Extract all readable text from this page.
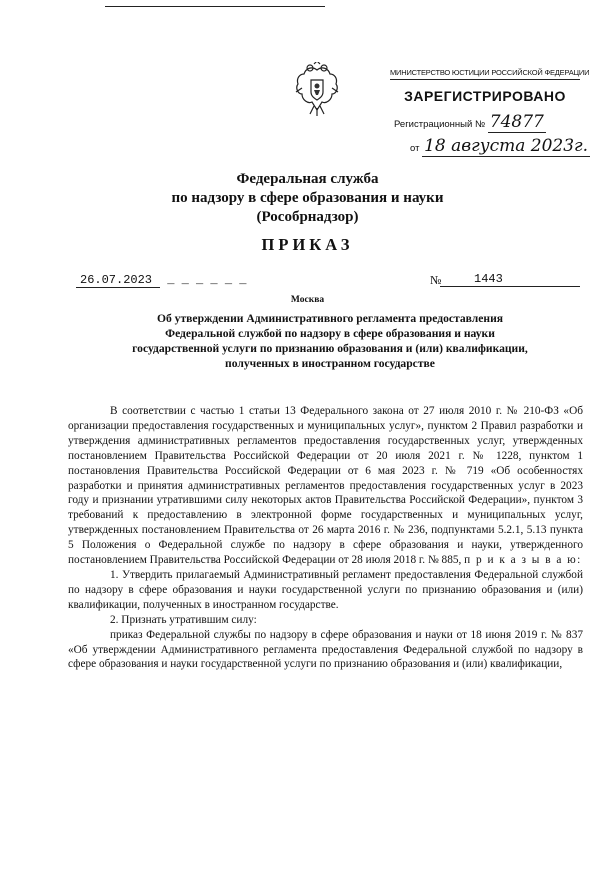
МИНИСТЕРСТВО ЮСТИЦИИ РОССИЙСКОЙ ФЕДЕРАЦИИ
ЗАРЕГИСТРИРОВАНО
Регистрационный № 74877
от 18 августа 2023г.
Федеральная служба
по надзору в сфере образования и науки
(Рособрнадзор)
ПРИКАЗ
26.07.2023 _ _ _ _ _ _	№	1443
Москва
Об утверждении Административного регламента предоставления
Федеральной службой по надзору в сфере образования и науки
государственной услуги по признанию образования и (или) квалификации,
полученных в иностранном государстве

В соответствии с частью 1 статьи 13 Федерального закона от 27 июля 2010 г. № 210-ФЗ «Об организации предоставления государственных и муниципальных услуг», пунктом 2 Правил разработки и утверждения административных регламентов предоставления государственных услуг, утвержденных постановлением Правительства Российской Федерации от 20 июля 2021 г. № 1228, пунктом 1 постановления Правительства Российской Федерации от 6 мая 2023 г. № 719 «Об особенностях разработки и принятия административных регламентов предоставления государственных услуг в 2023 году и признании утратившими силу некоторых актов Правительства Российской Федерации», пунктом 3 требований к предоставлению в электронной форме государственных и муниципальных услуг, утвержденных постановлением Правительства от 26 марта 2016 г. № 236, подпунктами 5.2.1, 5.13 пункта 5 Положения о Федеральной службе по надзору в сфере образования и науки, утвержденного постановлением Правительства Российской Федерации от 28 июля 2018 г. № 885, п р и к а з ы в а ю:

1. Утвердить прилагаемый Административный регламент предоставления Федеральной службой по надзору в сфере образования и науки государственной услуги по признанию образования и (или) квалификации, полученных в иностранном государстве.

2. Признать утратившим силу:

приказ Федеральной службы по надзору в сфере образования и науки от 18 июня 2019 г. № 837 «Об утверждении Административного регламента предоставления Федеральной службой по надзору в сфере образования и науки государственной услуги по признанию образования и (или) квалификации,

☆ ☆ ☆ ☆ ☆

_The exercise_. Output all of the records exactly as they appear above, but not the pictures.

_Solution below_.
Extract all readable text from this page.
МИНИСТЕРСТВО ЮСТИЦИИ РОССИЙСКОЙ ФЕДЕРАЦИИ
ЗАРЕГИСТРИРОВАНО
Регистрационный № 74877
от 18 августа 2023г.
Федеральная служба
по надзору в сфере образования и науки
(Рособрнадзор)
ПРИКАЗ
26.07.2023 _ _ _ _ _ _	№	1443
Москва
Об утверждении Административного регламента предоставления
Федеральной службой по надзору в сфере образования и науки
государственной услуги по признанию образования и (или) квалификации,
полученных в иностранном государстве

В соответствии с частью 1 статьи 13 Федерального закона от 27 июля 2010 г. № 210-ФЗ «Об организации предоставления государственных и муниципальных услуг», пунктом 2 Правил разработки и утверждения административных регламентов предоставления государственных услуг, утвержденных постановлением Правительства Российской Федерации от 20 июля 2021 г. № 1228, пунктом 1 постановления Правительства Российской Федерации от 6 мая 2023 г. № 719 «Об особенностях разработки и принятия административных регламентов предоставления государственных услуг в 2023 году и признании утратившими силу некоторых актов Правительства Российской Федерации», пунктом 3 требований к предоставлению в электронной форме государственных и муниципальных услуг, утвержденных постановлением Правительства от 26 марта 2016 г. № 236, подпунктами 5.2.1, 5.13 пункта 5 Положения о Федеральной службе по надзору в сфере образования и науки, утвержденного постановлением Правительства Российской Федерации от 28 июля 2018 г. № 885, п р и к а з ы в а ю:

1. Утвердить прилагаемый Административный регламент предоставления Федеральной службой по надзору в сфере образования и науки государственной услуги по признанию образования и (или) квалификации, полученных в иностранном государстве.

2. Признать утратившим силу:

приказ Федеральной службы по надзору в сфере образования и науки от 18 июня 2019 г. № 837 «Об утверждении Административного регламента предоставления Федеральной службой по надзору в сфере образования и науки государственной услуги по признанию образования и (или) квалификации,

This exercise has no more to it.